-- Start Supplied information --
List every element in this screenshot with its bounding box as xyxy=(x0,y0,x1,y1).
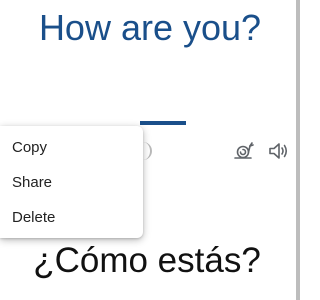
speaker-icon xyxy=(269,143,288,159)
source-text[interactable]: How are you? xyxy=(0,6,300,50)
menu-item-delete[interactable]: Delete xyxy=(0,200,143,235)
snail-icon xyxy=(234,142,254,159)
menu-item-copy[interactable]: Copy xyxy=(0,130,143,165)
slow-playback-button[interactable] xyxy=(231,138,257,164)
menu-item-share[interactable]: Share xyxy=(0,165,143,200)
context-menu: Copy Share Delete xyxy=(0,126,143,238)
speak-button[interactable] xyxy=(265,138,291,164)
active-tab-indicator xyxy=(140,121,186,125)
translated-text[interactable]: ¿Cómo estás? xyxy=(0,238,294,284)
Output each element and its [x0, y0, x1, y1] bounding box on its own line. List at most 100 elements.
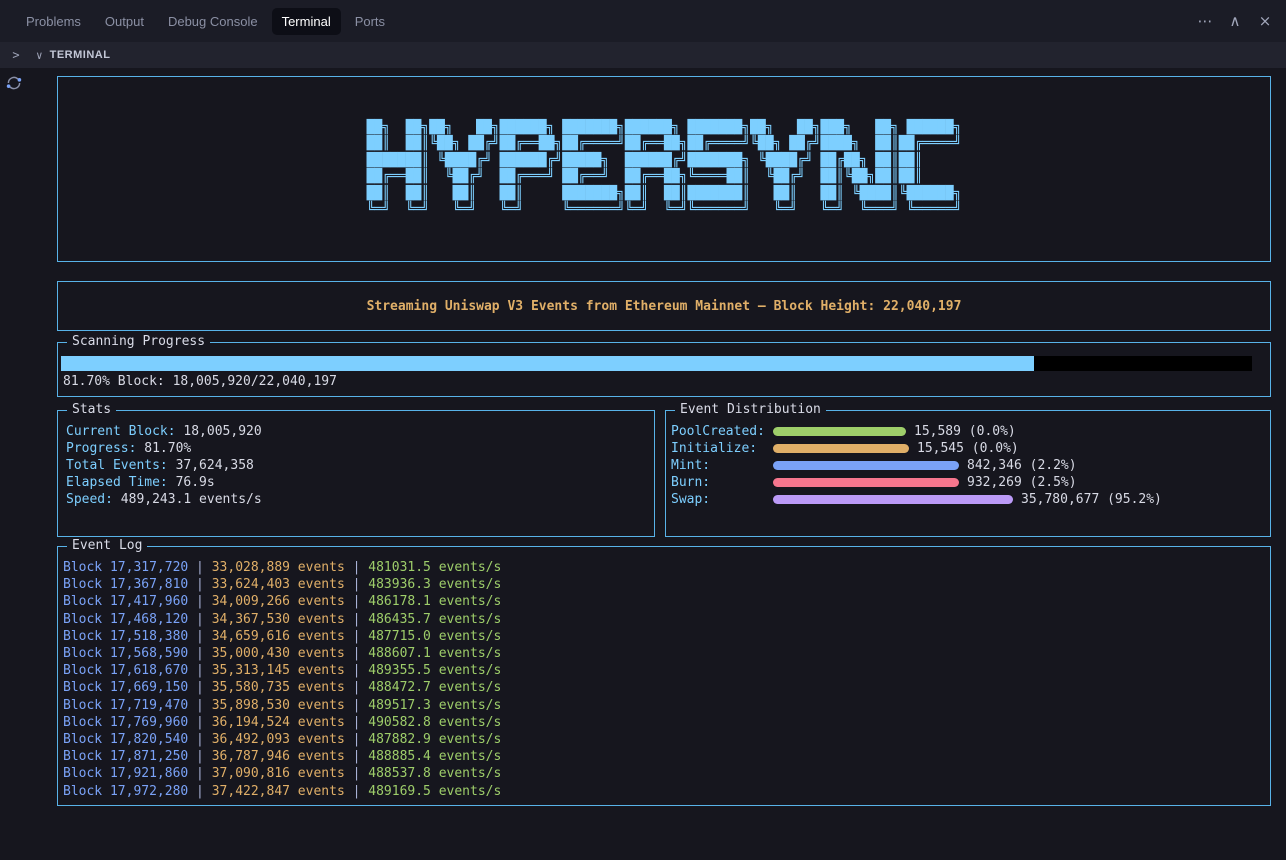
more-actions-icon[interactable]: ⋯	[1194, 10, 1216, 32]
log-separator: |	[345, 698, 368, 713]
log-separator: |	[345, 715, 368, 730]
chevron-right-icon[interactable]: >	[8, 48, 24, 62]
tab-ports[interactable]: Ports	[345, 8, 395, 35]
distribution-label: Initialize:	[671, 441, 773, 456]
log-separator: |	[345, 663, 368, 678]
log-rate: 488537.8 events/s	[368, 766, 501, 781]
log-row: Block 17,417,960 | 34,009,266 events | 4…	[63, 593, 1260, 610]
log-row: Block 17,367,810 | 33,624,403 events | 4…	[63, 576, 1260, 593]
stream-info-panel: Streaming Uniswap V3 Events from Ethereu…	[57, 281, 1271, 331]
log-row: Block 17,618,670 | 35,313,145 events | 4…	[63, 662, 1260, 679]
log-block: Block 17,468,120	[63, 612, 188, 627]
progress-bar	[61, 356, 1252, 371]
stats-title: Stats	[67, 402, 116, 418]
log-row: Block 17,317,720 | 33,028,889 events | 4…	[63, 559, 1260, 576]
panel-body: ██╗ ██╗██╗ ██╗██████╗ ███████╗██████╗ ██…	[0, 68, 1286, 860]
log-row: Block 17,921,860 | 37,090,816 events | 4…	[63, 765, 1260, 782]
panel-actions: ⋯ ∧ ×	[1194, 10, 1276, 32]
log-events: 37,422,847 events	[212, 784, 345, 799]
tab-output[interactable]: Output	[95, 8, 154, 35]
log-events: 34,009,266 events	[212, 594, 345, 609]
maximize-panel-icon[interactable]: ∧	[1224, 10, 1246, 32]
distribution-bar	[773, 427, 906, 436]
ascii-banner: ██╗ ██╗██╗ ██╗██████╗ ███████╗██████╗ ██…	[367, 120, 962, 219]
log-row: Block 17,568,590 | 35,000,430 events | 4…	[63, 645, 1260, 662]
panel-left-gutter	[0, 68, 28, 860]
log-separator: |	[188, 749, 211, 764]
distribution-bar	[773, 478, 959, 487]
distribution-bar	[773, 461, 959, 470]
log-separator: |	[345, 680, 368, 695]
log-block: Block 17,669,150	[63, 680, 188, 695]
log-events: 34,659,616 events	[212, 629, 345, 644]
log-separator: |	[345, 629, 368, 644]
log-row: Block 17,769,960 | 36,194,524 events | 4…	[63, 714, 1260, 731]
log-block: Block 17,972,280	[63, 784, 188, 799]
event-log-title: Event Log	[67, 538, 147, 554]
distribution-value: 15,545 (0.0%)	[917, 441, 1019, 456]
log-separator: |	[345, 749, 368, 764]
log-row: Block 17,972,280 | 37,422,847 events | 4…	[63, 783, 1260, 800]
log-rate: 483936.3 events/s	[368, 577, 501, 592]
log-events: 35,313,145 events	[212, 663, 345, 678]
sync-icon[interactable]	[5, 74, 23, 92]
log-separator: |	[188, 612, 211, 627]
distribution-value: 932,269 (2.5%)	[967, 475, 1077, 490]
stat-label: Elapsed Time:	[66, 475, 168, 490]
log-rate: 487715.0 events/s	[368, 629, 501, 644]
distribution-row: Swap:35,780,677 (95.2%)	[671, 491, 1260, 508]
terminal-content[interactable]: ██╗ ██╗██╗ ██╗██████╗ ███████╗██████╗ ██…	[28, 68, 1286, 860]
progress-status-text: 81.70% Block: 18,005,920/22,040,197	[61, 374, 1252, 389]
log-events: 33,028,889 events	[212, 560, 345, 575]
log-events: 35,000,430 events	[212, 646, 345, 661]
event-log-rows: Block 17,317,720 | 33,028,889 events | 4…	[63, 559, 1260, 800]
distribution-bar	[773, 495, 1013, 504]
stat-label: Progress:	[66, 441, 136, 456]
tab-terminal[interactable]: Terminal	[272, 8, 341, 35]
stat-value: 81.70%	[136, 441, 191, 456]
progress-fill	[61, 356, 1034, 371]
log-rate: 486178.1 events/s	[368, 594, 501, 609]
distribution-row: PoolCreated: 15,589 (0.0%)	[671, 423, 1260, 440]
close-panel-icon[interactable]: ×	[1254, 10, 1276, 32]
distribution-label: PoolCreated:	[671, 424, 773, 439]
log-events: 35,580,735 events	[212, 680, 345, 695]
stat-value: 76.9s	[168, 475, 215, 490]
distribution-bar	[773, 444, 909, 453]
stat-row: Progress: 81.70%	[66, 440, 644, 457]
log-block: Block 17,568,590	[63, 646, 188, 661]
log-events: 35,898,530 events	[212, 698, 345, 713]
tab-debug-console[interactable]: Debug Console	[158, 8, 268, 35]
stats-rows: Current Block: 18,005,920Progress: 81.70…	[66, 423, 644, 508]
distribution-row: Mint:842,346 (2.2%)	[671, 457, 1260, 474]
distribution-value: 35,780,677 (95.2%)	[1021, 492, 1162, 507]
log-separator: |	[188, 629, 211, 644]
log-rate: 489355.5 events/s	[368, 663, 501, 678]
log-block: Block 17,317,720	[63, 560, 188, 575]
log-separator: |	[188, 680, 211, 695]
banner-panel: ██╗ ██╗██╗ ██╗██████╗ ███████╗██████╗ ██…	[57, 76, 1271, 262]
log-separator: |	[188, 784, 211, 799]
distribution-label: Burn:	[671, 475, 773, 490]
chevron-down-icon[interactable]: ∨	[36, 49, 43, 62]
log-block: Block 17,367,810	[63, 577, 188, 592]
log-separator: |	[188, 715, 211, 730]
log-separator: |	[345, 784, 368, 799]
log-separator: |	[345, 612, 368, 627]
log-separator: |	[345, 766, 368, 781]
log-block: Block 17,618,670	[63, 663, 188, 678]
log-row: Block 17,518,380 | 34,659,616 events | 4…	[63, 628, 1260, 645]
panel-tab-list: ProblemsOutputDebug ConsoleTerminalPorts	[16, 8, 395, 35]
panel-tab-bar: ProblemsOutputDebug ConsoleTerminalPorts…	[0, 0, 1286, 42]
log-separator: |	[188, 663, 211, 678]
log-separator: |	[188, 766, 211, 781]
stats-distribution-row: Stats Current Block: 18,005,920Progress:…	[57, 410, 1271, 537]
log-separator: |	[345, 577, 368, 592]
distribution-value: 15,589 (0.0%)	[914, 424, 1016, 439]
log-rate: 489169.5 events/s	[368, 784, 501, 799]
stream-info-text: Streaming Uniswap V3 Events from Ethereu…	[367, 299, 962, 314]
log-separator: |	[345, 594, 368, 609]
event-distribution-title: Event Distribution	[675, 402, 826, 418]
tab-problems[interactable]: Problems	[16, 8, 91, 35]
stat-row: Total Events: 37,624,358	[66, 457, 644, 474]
-- End Supplied information --
-- Start Supplied information --
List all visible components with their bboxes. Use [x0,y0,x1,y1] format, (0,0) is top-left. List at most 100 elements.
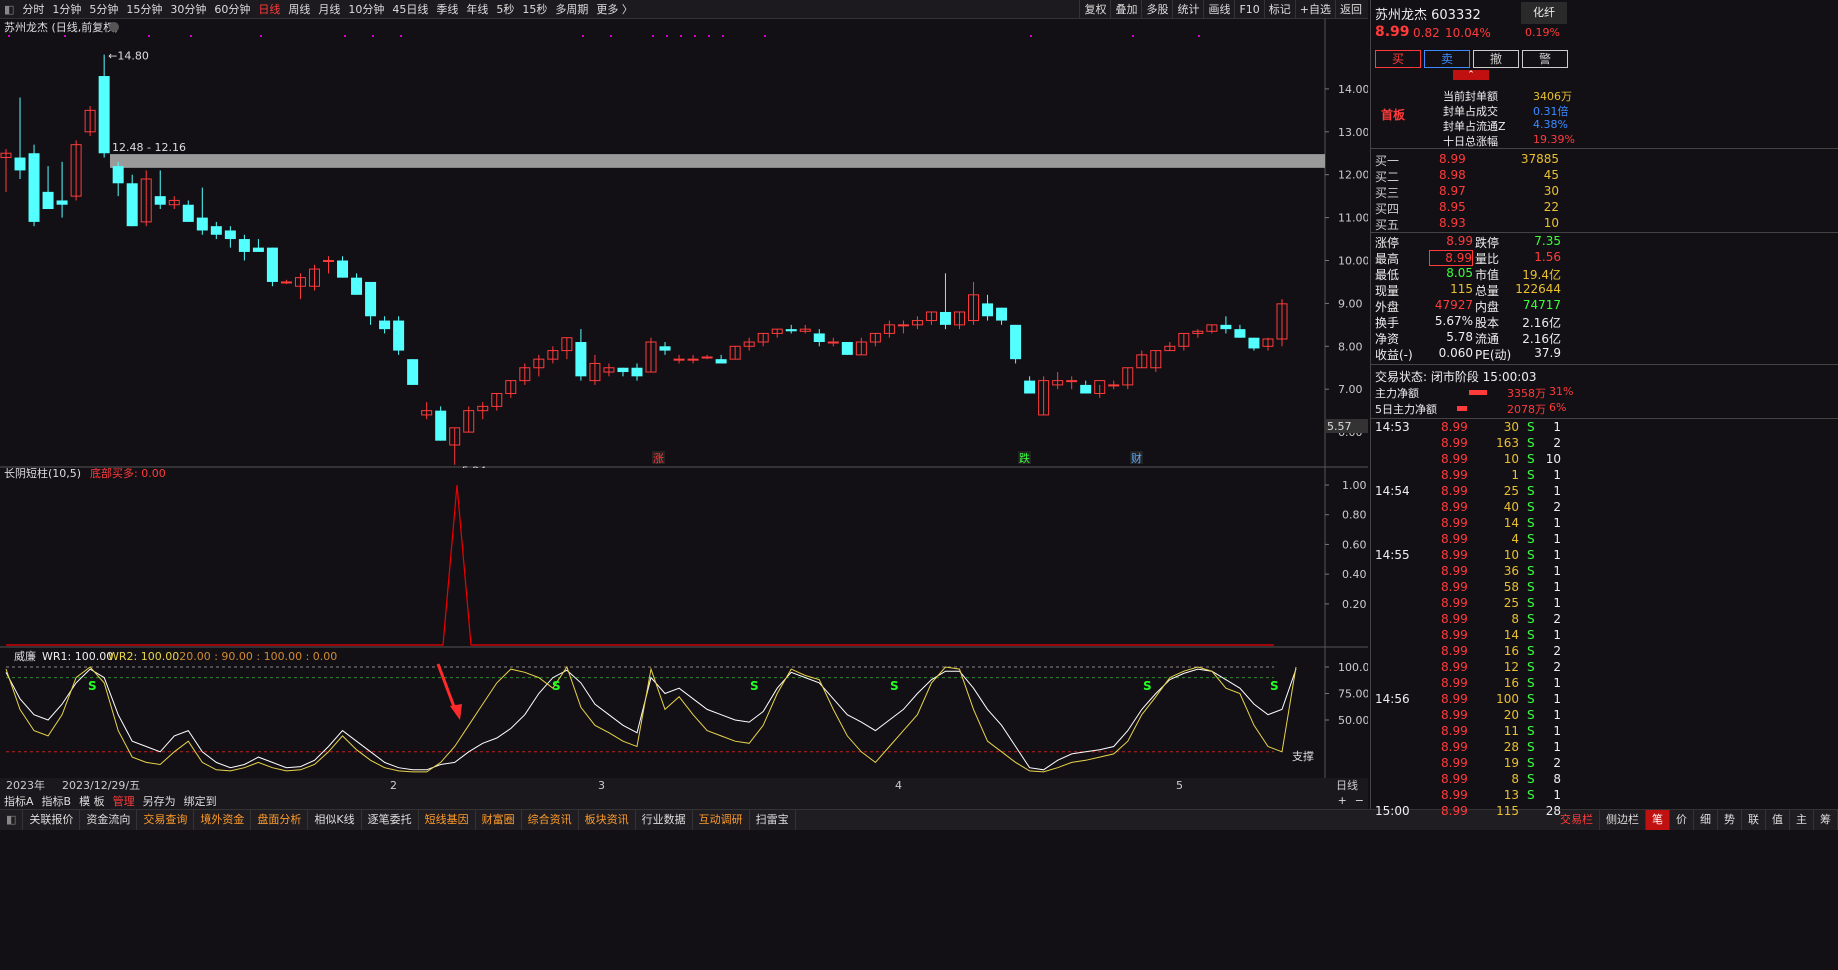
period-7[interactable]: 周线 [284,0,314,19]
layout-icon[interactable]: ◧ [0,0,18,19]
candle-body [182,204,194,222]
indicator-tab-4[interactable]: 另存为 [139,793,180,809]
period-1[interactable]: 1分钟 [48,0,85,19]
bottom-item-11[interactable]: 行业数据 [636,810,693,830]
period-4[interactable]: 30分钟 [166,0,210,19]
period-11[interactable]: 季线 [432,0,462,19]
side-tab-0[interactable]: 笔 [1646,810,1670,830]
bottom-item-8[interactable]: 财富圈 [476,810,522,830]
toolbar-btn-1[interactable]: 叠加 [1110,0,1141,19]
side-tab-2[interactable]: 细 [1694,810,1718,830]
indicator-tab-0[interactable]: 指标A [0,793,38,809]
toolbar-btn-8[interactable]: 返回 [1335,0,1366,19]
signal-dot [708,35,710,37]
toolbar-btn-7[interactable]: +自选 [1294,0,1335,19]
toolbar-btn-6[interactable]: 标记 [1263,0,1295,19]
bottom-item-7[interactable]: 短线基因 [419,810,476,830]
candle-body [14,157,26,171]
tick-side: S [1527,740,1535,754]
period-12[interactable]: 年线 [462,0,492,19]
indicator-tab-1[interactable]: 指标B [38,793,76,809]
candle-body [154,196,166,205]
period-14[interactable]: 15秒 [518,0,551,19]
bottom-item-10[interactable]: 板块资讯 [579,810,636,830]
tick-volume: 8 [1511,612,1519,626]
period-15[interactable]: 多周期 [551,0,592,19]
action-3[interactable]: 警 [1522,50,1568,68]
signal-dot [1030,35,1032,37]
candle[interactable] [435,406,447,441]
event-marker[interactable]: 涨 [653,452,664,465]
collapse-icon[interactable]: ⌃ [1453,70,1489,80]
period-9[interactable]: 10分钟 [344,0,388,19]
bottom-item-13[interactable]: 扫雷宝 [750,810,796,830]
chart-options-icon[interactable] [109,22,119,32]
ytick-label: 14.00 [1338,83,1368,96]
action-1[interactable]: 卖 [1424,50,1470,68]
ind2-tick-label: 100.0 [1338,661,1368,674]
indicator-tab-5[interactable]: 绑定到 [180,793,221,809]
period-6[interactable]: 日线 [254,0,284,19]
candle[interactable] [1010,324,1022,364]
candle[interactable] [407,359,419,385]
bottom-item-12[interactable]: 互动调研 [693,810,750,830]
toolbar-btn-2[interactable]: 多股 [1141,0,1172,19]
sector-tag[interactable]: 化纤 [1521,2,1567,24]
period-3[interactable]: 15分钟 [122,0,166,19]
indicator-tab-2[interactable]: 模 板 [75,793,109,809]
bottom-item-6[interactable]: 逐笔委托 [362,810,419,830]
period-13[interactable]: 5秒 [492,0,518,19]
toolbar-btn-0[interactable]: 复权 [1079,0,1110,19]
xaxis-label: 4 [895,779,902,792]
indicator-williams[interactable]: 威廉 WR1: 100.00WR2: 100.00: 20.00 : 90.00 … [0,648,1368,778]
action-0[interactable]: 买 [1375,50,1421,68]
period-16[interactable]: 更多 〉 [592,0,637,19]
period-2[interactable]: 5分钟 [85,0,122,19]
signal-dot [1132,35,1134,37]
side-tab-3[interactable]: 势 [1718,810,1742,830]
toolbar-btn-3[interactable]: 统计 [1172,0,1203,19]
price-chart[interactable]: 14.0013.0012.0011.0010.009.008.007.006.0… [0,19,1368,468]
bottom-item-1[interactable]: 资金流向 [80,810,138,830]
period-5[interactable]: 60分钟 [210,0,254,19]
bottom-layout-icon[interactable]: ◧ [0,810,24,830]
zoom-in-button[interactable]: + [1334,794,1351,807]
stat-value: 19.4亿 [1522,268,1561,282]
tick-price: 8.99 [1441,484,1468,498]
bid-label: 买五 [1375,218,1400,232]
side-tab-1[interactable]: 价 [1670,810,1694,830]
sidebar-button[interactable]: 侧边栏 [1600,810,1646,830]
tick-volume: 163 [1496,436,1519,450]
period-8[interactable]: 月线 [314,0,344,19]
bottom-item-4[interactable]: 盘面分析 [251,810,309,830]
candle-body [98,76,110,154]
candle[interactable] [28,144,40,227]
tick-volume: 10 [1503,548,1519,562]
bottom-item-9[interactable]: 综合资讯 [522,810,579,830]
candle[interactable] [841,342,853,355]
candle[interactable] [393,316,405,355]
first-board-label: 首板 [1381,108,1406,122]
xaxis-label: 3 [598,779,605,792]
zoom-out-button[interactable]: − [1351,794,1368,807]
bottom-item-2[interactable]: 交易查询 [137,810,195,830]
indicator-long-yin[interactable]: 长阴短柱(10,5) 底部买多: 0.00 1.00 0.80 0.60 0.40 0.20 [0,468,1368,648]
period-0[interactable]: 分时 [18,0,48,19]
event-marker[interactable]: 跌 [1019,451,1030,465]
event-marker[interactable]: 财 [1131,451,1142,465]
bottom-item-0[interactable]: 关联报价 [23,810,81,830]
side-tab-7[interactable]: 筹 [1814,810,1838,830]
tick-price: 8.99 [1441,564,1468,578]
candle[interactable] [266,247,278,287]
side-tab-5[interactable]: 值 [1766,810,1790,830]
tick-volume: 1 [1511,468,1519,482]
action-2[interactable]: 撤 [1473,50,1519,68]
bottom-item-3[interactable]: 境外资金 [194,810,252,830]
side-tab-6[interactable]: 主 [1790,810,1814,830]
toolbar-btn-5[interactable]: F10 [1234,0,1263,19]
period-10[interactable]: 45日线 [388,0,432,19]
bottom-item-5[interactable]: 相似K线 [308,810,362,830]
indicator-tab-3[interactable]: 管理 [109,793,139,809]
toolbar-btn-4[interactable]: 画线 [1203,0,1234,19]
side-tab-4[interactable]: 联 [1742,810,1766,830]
-- End Supplied information --
*Exercise prompt*
Rewrite the entries above as a numbered list, from the line with "period-7[interactable]: 周线 [284,0,314,19]" up to and including the line with "side-tab-0[interactable]: 笔 [1646,810,1670,830]", skipping any blank lines.

*Result below*
1. period-7[interactable]: 周线 [284,0,314,19]
2. layout-icon[interactable]: ◧ [0,0,18,19]
3. candle-body [182,204,194,222]
4. indicator-tab-4[interactable]: 另存为 [139,793,180,809]
5. period-1[interactable]: 1分钟 [48,0,85,19]
6. bottom-item-11[interactable]: 行业数据 [636,810,693,830]
7. period-4[interactable]: 30分钟 [166,0,210,19]
8. period-11[interactable]: 季线 [432,0,462,19]
9. side-tab-0[interactable]: 笔 [1646,810,1670,830]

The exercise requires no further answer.